Rewrite every line of the records with "legend-label" replaced by "legend-entry" throughout and everything else left as it is, omitting the pictures.

→ Data to process
## Start
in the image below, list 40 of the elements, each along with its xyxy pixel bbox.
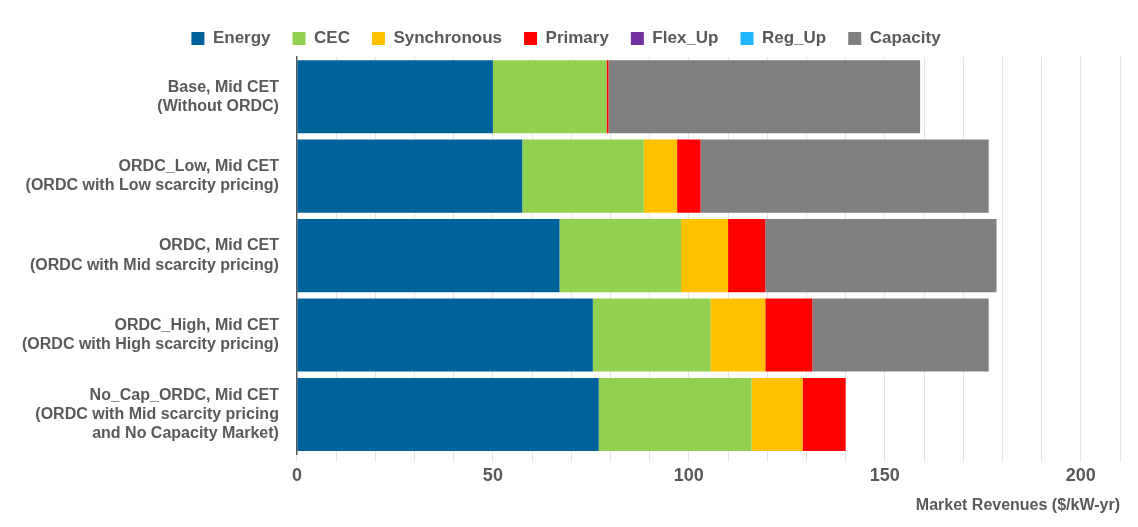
bar: [297, 60, 493, 134]
bar: [592, 298, 711, 372]
bar: [297, 139, 523, 213]
y-tick-label: ORDC, Mid CET (ORDC with Mid scarcity pricing): [29, 236, 280, 273]
bar: [297, 298, 593, 372]
bar: [492, 60, 607, 134]
x-tick-label: 0: [291, 464, 302, 485]
y-tick-label: ORDC_High, Mid CET (ORDC with High scarcity pricing): [21, 315, 280, 353]
legend-label: Primary: [545, 28, 610, 48]
legend-label: Energy: [212, 28, 272, 48]
legend-label: Capacity: [869, 28, 942, 48]
x-tick-label: 150: [869, 464, 900, 485]
bar: [297, 377, 599, 452]
bar: [812, 298, 989, 372]
x-tick-label: 200: [1065, 464, 1096, 485]
legend-label: Flex_Up: [652, 28, 719, 48]
y-tick-label: ORDC_Low, Mid CET (ORDC with Low scarcity pricing): [25, 156, 280, 194]
bar: [700, 139, 989, 213]
bar: [728, 219, 766, 293]
bar: [598, 377, 752, 452]
bar: [522, 139, 644, 213]
bar: [765, 219, 997, 293]
y-tick-label: No_Cap_ORDC, Mid CET (ORDC with Mid scarcity pricing and No Capacity Market): [35, 385, 280, 442]
x-tick-label: 50: [482, 464, 503, 485]
bar: [297, 219, 560, 293]
bar: [751, 377, 803, 452]
legend-label: Synchronous: [393, 28, 503, 48]
bar: [559, 219, 682, 293]
x-tick-label: 100: [673, 464, 704, 485]
bar: [765, 298, 813, 372]
bar: [710, 298, 766, 372]
legend-label: CEC: [314, 28, 350, 48]
bar: [677, 139, 701, 213]
legend-label: Reg_Up: [762, 28, 827, 48]
bar: [681, 219, 729, 293]
bar: [643, 139, 678, 213]
x-axis-title: Market Revenues ($/kW-yr): [915, 495, 1120, 513]
bar: [608, 60, 921, 134]
bar: [802, 377, 846, 452]
y-tick-label: Base, Mid CET (Without ORDC): [157, 77, 280, 114]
## End
→ Output for this task
in the image below, list 40 of the elements, each along with its xyxy pixel bbox.
bar: [297, 60, 493, 134]
bar: [592, 298, 711, 372]
bar: [297, 139, 523, 213]
y-tick-label: ORDC, Mid CET (ORDC with Mid scarcity pricing): [29, 236, 280, 273]
bar: [297, 298, 593, 372]
bar: [492, 60, 607, 134]
x-tick-label: 0: [291, 464, 302, 485]
y-tick-label: ORDC_High, Mid CET (ORDC with High scarcity pricing): [21, 315, 280, 353]
legend-entry: Primary: [545, 28, 610, 48]
legend-entry: Energy: [212, 28, 272, 48]
legend-entry: Capacity: [869, 28, 942, 48]
x-tick-label: 150: [869, 464, 900, 485]
bar: [297, 377, 599, 452]
bar: [812, 298, 989, 372]
x-tick-label: 200: [1065, 464, 1096, 485]
legend-entry: Flex_Up: [652, 28, 719, 48]
y-tick-label: ORDC_Low, Mid CET (ORDC with Low scarcity pricing): [25, 156, 280, 194]
bar: [700, 139, 989, 213]
bar: [728, 219, 766, 293]
bar: [598, 377, 752, 452]
bar: [522, 139, 644, 213]
bar: [765, 219, 997, 293]
y-tick-label: No_Cap_ORDC, Mid CET (ORDC with Mid scarcity pricing and No Capacity Market): [35, 385, 280, 442]
x-tick-label: 50: [482, 464, 503, 485]
bar: [297, 219, 560, 293]
bar: [751, 377, 803, 452]
legend-entry: Synchronous: [393, 28, 503, 48]
bar: [559, 219, 682, 293]
x-tick-label: 100: [673, 464, 704, 485]
bar: [765, 298, 813, 372]
bar: [710, 298, 766, 372]
legend-entry: CEC: [314, 28, 350, 48]
bar: [677, 139, 701, 213]
legend-entry: Reg_Up: [762, 28, 827, 48]
bar: [681, 219, 729, 293]
bar: [643, 139, 678, 213]
x-axis-title: Market Revenues ($/kW-yr): [915, 495, 1120, 513]
bar: [608, 60, 921, 134]
bar: [802, 377, 846, 452]
y-tick-label: Base, Mid CET (Without ORDC): [157, 77, 280, 114]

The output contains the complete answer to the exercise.